● EXTRACTED MATERIAL

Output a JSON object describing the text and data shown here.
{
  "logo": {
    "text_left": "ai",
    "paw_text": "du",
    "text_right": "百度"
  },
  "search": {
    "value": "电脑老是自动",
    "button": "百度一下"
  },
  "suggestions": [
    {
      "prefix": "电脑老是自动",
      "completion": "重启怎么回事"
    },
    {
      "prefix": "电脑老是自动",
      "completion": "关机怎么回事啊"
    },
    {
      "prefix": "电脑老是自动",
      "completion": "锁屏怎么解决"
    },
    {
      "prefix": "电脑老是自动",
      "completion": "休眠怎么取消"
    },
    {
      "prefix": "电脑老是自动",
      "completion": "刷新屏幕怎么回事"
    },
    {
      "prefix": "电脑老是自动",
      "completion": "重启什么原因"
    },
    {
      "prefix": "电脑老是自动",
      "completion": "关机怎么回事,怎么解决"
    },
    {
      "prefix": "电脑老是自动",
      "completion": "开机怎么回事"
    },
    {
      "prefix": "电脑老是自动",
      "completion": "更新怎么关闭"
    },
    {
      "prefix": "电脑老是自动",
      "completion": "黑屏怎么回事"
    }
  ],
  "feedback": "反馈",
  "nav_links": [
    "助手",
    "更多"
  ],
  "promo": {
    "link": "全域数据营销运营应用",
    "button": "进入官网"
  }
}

● GIVEN TASK
Extract each line of the material exactly as it stands.

● RESPONSE
Output a JSON object describing the text and data shown here.
{
  "logo": {
    "text_left": "ai",
    "paw_text": "du",
    "text_right": "百度"
  },
  "search": {
    "value": "电脑老是自动",
    "button": "百度一下"
  },
  "suggestions": [
    {
      "prefix": "电脑老是自动",
      "completion": "重启怎么回事"
    },
    {
      "prefix": "电脑老是自动",
      "completion": "关机怎么回事啊"
    },
    {
      "prefix": "电脑老是自动",
      "completion": "锁屏怎么解决"
    },
    {
      "prefix": "电脑老是自动",
      "completion": "休眠怎么取消"
    },
    {
      "prefix": "电脑老是自动",
      "completion": "刷新屏幕怎么回事"
    },
    {
      "prefix": "电脑老是自动",
      "completion": "重启什么原因"
    },
    {
      "prefix": "电脑老是自动",
      "completion": "关机怎么回事,怎么解决"
    },
    {
      "prefix": "电脑老是自动",
      "completion": "开机怎么回事"
    },
    {
      "prefix": "电脑老是自动",
      "completion": "更新怎么关闭"
    },
    {
      "prefix": "电脑老是自动",
      "completion": "黑屏怎么回事"
    }
  ],
  "feedback": "反馈",
  "nav_links": [
    "助手",
    "更多"
  ],
  "promo": {
    "link": "全域数据营销运营应用",
    "button": "进入官网"
  }
}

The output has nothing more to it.